_Required task_
Repeat every entry word for word, skipping the pictures.

_Data lines_

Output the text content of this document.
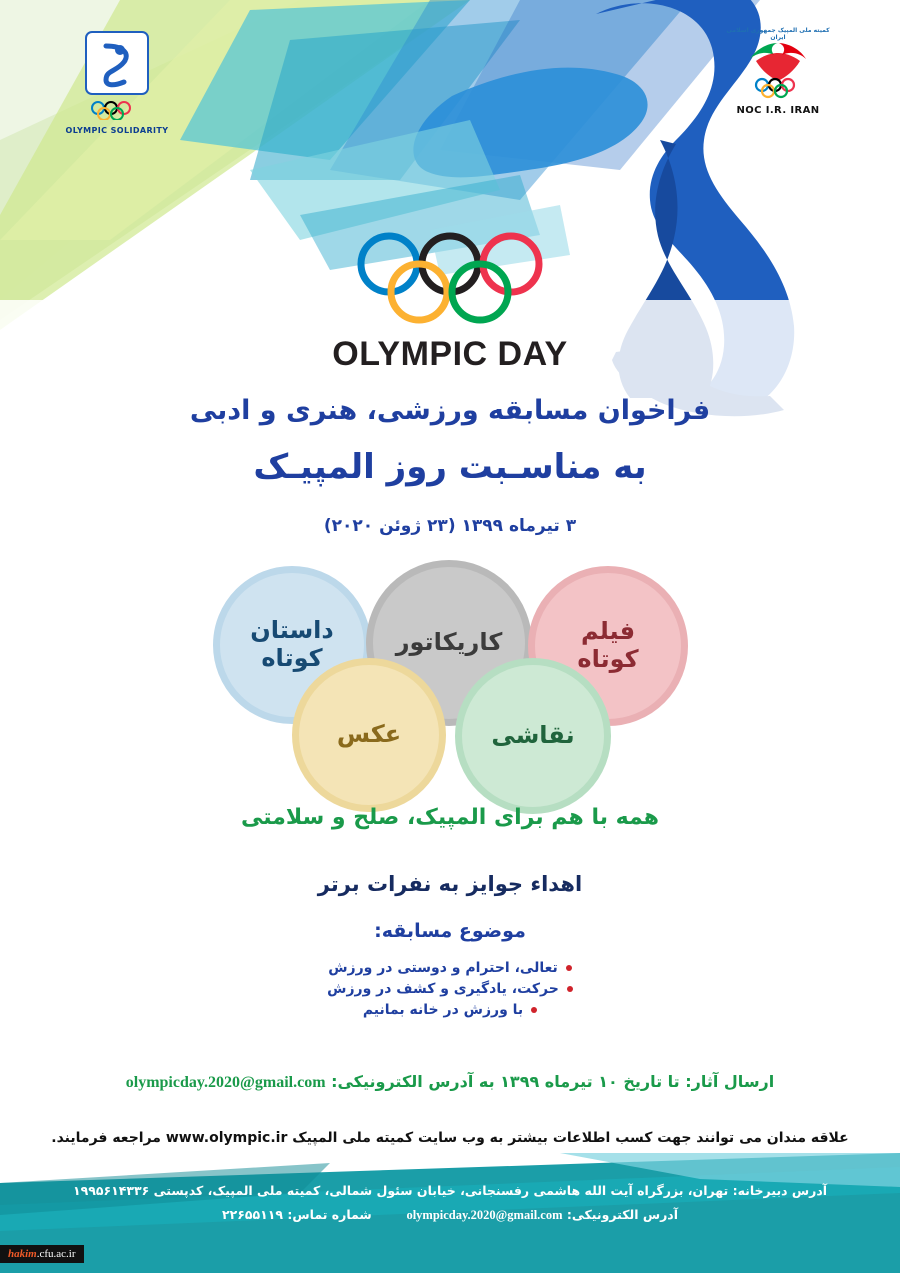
OLYMPIC SOLIDARITY
کمیته ملی المپیک جمهوری اسلامی ایران
NOC I.R. IRAN
OLYMPIC DAY
فراخوان مسابقه ورزشی، هنری و ادبی
به مناسـبت روز المپیـک
۳ تیرماه ۱۳۹۹ (۲۳ ژوئن ۲۰۲۰)
داستان
کوتاه
کاریکاتور	فیلم
کوتاه
عکس	نقاشی
همه با هم برای المپیک، صلح و سلامتی
اهداء جوایز به نفرات برتر
موضوع مسابقه:
تعالی، احترام و دوستی در ورزش
حرکت، یادگیری و کشف در ورزش
با ورزش در خانه بمانیم
ارسال آثار: تا تاریخ ۱۰ تیرماه ۱۳۹۹ به آدرس الکترونیکی: olympicday.2020@gmail.com
علاقه مندان می توانند جهت کسب اطلاعات بیشتر به وب سایت کمیته ملی المپیک www.olympic.ir مراجعه فرمایند.
آدرس دبیرخانه: تهران، بزرگراه آیت الله هاشمی رفسنجانی، خیابان سئول شمالی، کمیته ملی المپیک، کدپستی ۱۹۹۵۶۱۴۳۳۶
آدرس الکترونیکی: olympicday.2020@gmail.com  شماره تماس: ۲۲۶۵۵۱۱۹
hakim.cfu.ac.ir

_Reply_
Output the text content of this document.
OLYMPIC SOLIDARITY
کمیته ملی المپیک جمهوری اسلامی ایران
NOC I.R. IRAN
OLYMPIC DAY
فراخوان مسابقه ورزشی، هنری و ادبی
به مناسـبت روز المپیـک
۳ تیرماه ۱۳۹۹ (۲۳ ژوئن ۲۰۲۰)
داستان
کوتاه
کاریکاتور	فیلم
کوتاه
عکس	نقاشی
همه با هم برای المپیک، صلح و سلامتی
اهداء جوایز به نفرات برتر
موضوع مسابقه:
تعالی، احترام و دوستی در ورزش
حرکت، یادگیری و کشف در ورزش
با ورزش در خانه بمانیم
ارسال آثار: تا تاریخ ۱۰ تیرماه ۱۳۹۹ به آدرس الکترونیکی: olympicday.2020@gmail.com
علاقه مندان می توانند جهت کسب اطلاعات بیشتر به وب سایت کمیته ملی المپیک www.olympic.ir مراجعه فرمایند.
آدرس دبیرخانه: تهران، بزرگراه آیت الله هاشمی رفسنجانی، خیابان سئول شمالی، کمیته ملی المپیک، کدپستی ۱۹۹۵۶۱۴۳۳۶
آدرس الکترونیکی: olympicday.2020@gmail.com  شماره تماس: ۲۲۶۵۵۱۱۹
hakim.cfu.ac.ir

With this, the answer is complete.